▶ **TASK TO COMPLETE**
Repeat the records below line for line, leaving out the pictures.

Dataset rows
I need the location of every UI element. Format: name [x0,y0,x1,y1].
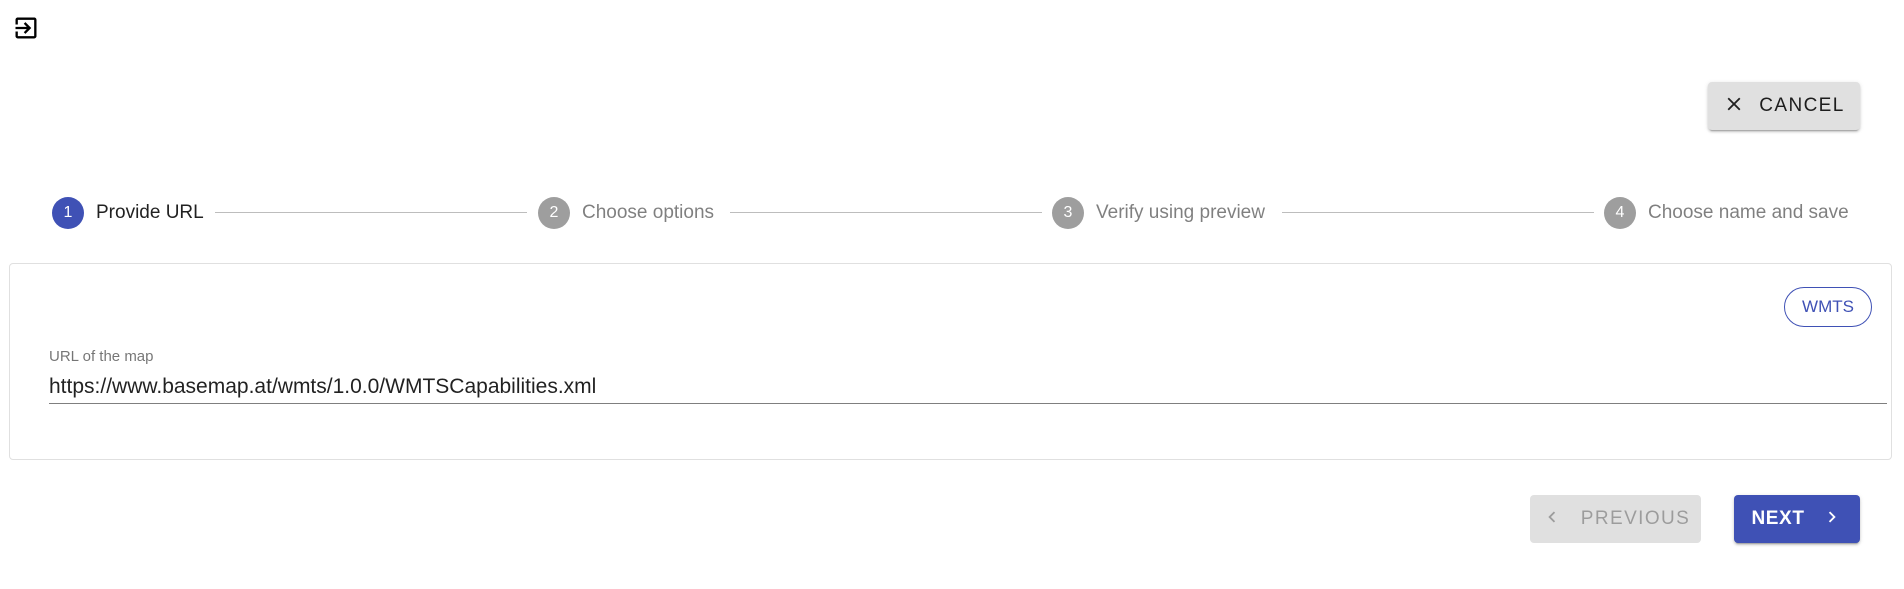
url-form-card: WMTS URL of the map [9,263,1892,460]
close-icon [1723,93,1745,120]
step-choose-name-save[interactable]: 4 Choose name and save [1604,197,1849,229]
exit-to-app-icon[interactable] [12,14,40,42]
step-label: Choose name and save [1648,202,1849,223]
step-connector [1282,212,1594,213]
next-button[interactable]: NEXT [1734,495,1860,543]
step-provide-url[interactable]: 1 Provide URL [52,197,204,229]
step-verify-preview[interactable]: 3 Verify using preview [1052,197,1265,229]
step-label: Choose options [582,202,715,223]
step-connector [215,212,527,213]
cancel-button[interactable]: CANCEL [1708,82,1860,130]
url-input[interactable] [49,370,1887,404]
step-number: 2 [538,197,570,229]
step-choose-options[interactable]: 2 Choose options [538,197,714,229]
step-number: 3 [1052,197,1084,229]
step-number: 1 [52,197,84,229]
previous-button[interactable]: PREVIOUS [1530,495,1701,543]
step-label: Verify using preview [1096,202,1265,223]
cancel-label: CANCEL [1759,95,1845,116]
step-number: 4 [1604,197,1636,229]
next-label: NEXT [1751,508,1805,529]
step-connector [730,212,1042,213]
chevron-left-icon [1541,506,1563,533]
wmts-chip[interactable]: WMTS [1784,287,1872,327]
previous-label: PREVIOUS [1580,508,1691,529]
stepper: 1 Provide URL 2 Choose options 3 Verify … [52,197,1854,229]
url-field-label: URL of the map [49,348,154,365]
step-label: Provide URL [96,202,204,223]
chevron-right-icon [1821,506,1843,533]
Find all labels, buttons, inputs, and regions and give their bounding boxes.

▶ **WRITTEN RESPONSE**
I need the location of every UI element. Format: name [x0,y0,x1,y1].
url-form-card: WMTS URL of the map [9,263,1892,460]
close-icon [1723,93,1745,120]
step-choose-name-save[interactable]: 4 Choose name and save [1604,197,1849,229]
exit-to-app-icon[interactable] [12,14,40,42]
step-label: Choose name and save [1648,202,1849,223]
step-connector [1282,212,1594,213]
next-button[interactable]: NEXT [1734,495,1860,543]
step-provide-url[interactable]: 1 Provide URL [52,197,204,229]
step-verify-preview[interactable]: 3 Verify using preview [1052,197,1265,229]
step-label: Choose options [582,202,715,223]
step-connector [215,212,527,213]
cancel-button[interactable]: CANCEL [1708,82,1860,130]
url-input[interactable] [49,370,1887,404]
step-number: 2 [538,197,570,229]
step-choose-options[interactable]: 2 Choose options [538,197,714,229]
step-number: 3 [1052,197,1084,229]
step-number: 1 [52,197,84,229]
previous-button[interactable]: PREVIOUS [1530,495,1701,543]
step-label: Verify using preview [1096,202,1265,223]
cancel-label: CANCEL [1759,95,1845,116]
step-number: 4 [1604,197,1636,229]
next-label: NEXT [1751,508,1805,529]
step-connector [730,212,1042,213]
chevron-left-icon [1541,506,1563,533]
wmts-chip[interactable]: WMTS [1784,287,1872,327]
previous-label: PREVIOUS [1580,508,1691,529]
stepper: 1 Provide URL 2 Choose options 3 Verify … [52,197,1854,229]
url-field-label: URL of the map [49,348,154,365]
step-label: Provide URL [96,202,204,223]
chevron-right-icon [1821,506,1843,533]
Find all labels, buttons, inputs, and regions and give their bounding boxes.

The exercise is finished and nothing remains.